- _Written exercise_: Print the records below word for word, but leave out the pictures.

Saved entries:
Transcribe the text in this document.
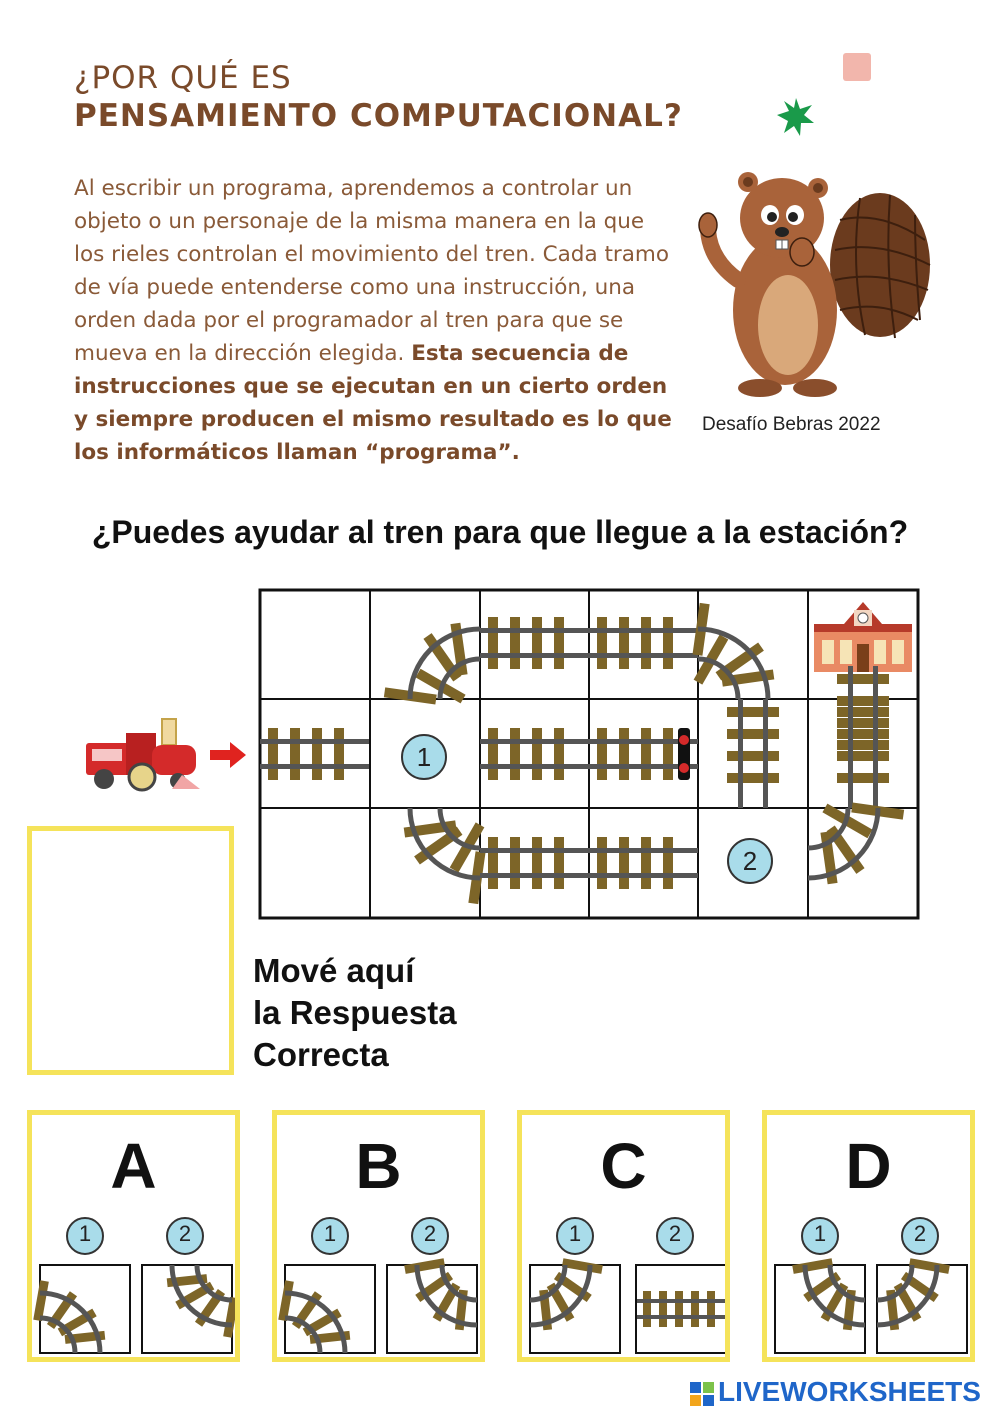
¿POR QUÉ ES
PENSAMIENTO COMPUTACIONAL?
Al escribir un programa, aprendemos a controlar un objeto o un personaje de la misma manera en la que los rieles controlan el movimiento del tren. Cada tramo de vía puede entenderse como una instrucción, una orden dada por el programador al tren para que se mueva en la dirección elegida. Esta secuencia de instrucciones que se ejecutan en un cierto orden y siempre producen el mismo resultado es lo que los informáticos llaman “programa”.
Desafío Bebras 2022
¿Puedes ayudar al tren para que llegue a la estación?
1
2
Mové aquí
la Respuesta
Correcta
A
1	2
B
1	2
C
1	2
D
1	2
LIVEWORKSHEETS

- _Expected answer_:
Transcribe the text in this document.
¿POR QUÉ ES
PENSAMIENTO COMPUTACIONAL?
Al escribir un programa, aprendemos a controlar un objeto o un personaje de la misma manera en la que los rieles controlan el movimiento del tren. Cada tramo de vía puede entenderse como una instrucción, una orden dada por el programador al tren para que se mueva en la dirección elegida. Esta secuencia de instrucciones que se ejecutan en un cierto orden y siempre producen el mismo resultado es lo que los informáticos llaman “programa”.
Desafío Bebras 2022
¿Puedes ayudar al tren para que llegue a la estación?
1
2
Mové aquí
la Respuesta
Correcta
A
1	2
B
1	2
C
1	2
D
1	2
LIVEWORKSHEETS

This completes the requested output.